Exercise objective >>
Word for word, give the material below again, minus any images.

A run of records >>
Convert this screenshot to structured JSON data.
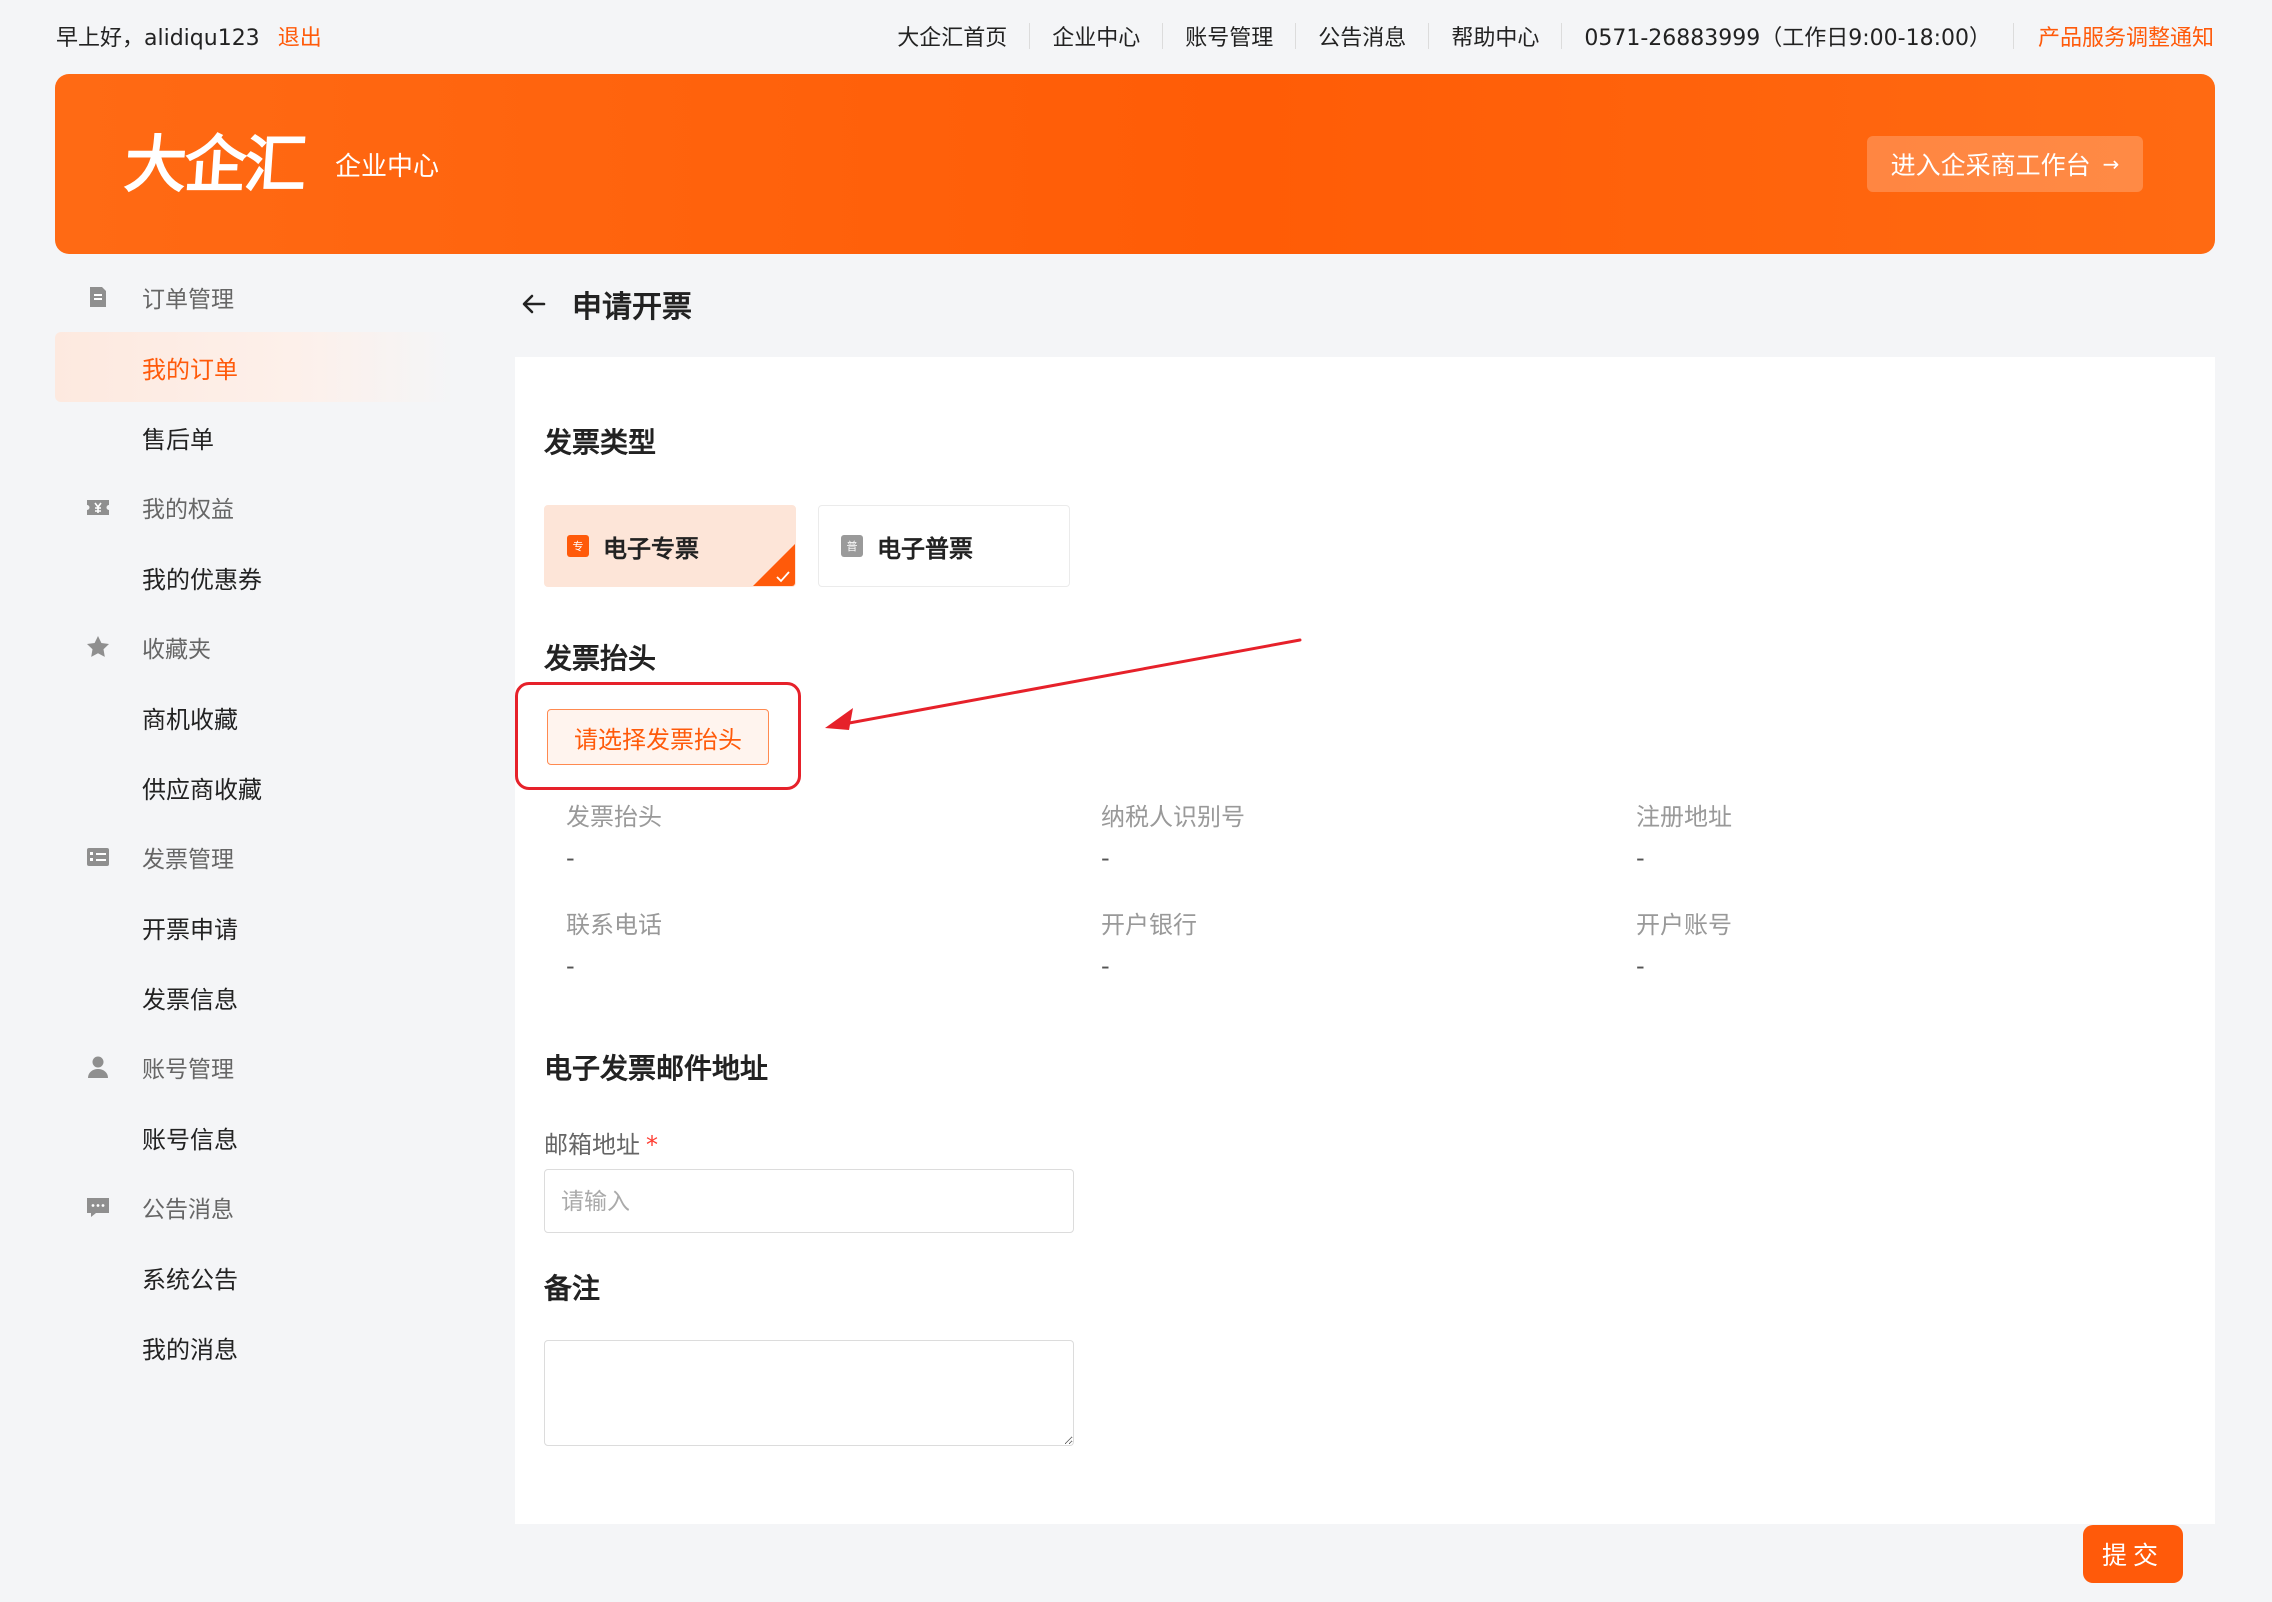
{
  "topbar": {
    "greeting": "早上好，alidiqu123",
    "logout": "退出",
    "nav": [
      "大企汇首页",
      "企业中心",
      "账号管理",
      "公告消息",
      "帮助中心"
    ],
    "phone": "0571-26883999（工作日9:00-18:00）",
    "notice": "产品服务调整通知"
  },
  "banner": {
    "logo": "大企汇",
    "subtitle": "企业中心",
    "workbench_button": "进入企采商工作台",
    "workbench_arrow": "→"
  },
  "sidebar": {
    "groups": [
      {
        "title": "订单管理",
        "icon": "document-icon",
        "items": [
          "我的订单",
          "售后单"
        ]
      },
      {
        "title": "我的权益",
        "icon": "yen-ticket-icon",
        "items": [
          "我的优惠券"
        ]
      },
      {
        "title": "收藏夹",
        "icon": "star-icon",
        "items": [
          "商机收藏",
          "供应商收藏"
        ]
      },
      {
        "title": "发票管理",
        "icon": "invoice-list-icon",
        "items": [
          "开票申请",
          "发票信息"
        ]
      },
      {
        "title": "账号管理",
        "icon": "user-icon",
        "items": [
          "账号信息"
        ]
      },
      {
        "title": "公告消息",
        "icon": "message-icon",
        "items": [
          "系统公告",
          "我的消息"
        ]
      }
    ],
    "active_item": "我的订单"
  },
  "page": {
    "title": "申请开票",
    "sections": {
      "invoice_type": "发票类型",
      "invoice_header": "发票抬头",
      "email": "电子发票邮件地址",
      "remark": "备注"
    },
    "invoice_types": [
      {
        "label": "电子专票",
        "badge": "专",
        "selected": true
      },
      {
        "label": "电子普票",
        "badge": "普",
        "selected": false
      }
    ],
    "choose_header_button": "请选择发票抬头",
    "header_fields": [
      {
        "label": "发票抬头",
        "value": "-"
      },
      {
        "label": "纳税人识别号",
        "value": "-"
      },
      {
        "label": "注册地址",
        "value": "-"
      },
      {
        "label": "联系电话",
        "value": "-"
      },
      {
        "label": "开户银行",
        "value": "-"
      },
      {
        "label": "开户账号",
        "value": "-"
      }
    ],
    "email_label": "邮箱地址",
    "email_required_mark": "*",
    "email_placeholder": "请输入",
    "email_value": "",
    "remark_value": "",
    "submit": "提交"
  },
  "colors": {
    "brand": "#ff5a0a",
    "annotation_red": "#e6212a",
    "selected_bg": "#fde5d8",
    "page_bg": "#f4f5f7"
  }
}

Worked answer >>
Convert this screenshot to structured JSON data.
{
  "topbar": {
    "greeting": "早上好，alidiqu123",
    "logout": "退出",
    "nav": [
      "大企汇首页",
      "企业中心",
      "账号管理",
      "公告消息",
      "帮助中心"
    ],
    "phone": "0571-26883999（工作日9:00-18:00）",
    "notice": "产品服务调整通知"
  },
  "banner": {
    "logo": "大企汇",
    "subtitle": "企业中心",
    "workbench_button": "进入企采商工作台",
    "workbench_arrow": "→"
  },
  "sidebar": {
    "groups": [
      {
        "title": "订单管理",
        "icon": "document-icon",
        "items": [
          "我的订单",
          "售后单"
        ]
      },
      {
        "title": "我的权益",
        "icon": "yen-ticket-icon",
        "items": [
          "我的优惠券"
        ]
      },
      {
        "title": "收藏夹",
        "icon": "star-icon",
        "items": [
          "商机收藏",
          "供应商收藏"
        ]
      },
      {
        "title": "发票管理",
        "icon": "invoice-list-icon",
        "items": [
          "开票申请",
          "发票信息"
        ]
      },
      {
        "title": "账号管理",
        "icon": "user-icon",
        "items": [
          "账号信息"
        ]
      },
      {
        "title": "公告消息",
        "icon": "message-icon",
        "items": [
          "系统公告",
          "我的消息"
        ]
      }
    ],
    "active_item": "我的订单"
  },
  "page": {
    "title": "申请开票",
    "sections": {
      "invoice_type": "发票类型",
      "invoice_header": "发票抬头",
      "email": "电子发票邮件地址",
      "remark": "备注"
    },
    "invoice_types": [
      {
        "label": "电子专票",
        "badge": "专",
        "selected": true
      },
      {
        "label": "电子普票",
        "badge": "普",
        "selected": false
      }
    ],
    "choose_header_button": "请选择发票抬头",
    "header_fields": [
      {
        "label": "发票抬头",
        "value": "-"
      },
      {
        "label": "纳税人识别号",
        "value": "-"
      },
      {
        "label": "注册地址",
        "value": "-"
      },
      {
        "label": "联系电话",
        "value": "-"
      },
      {
        "label": "开户银行",
        "value": "-"
      },
      {
        "label": "开户账号",
        "value": "-"
      }
    ],
    "email_label": "邮箱地址",
    "email_required_mark": "*",
    "email_placeholder": "请输入",
    "email_value": "",
    "remark_value": "",
    "submit": "提交"
  },
  "colors": {
    "brand": "#ff5a0a",
    "annotation_red": "#e6212a",
    "selected_bg": "#fde5d8",
    "page_bg": "#f4f5f7"
  }
}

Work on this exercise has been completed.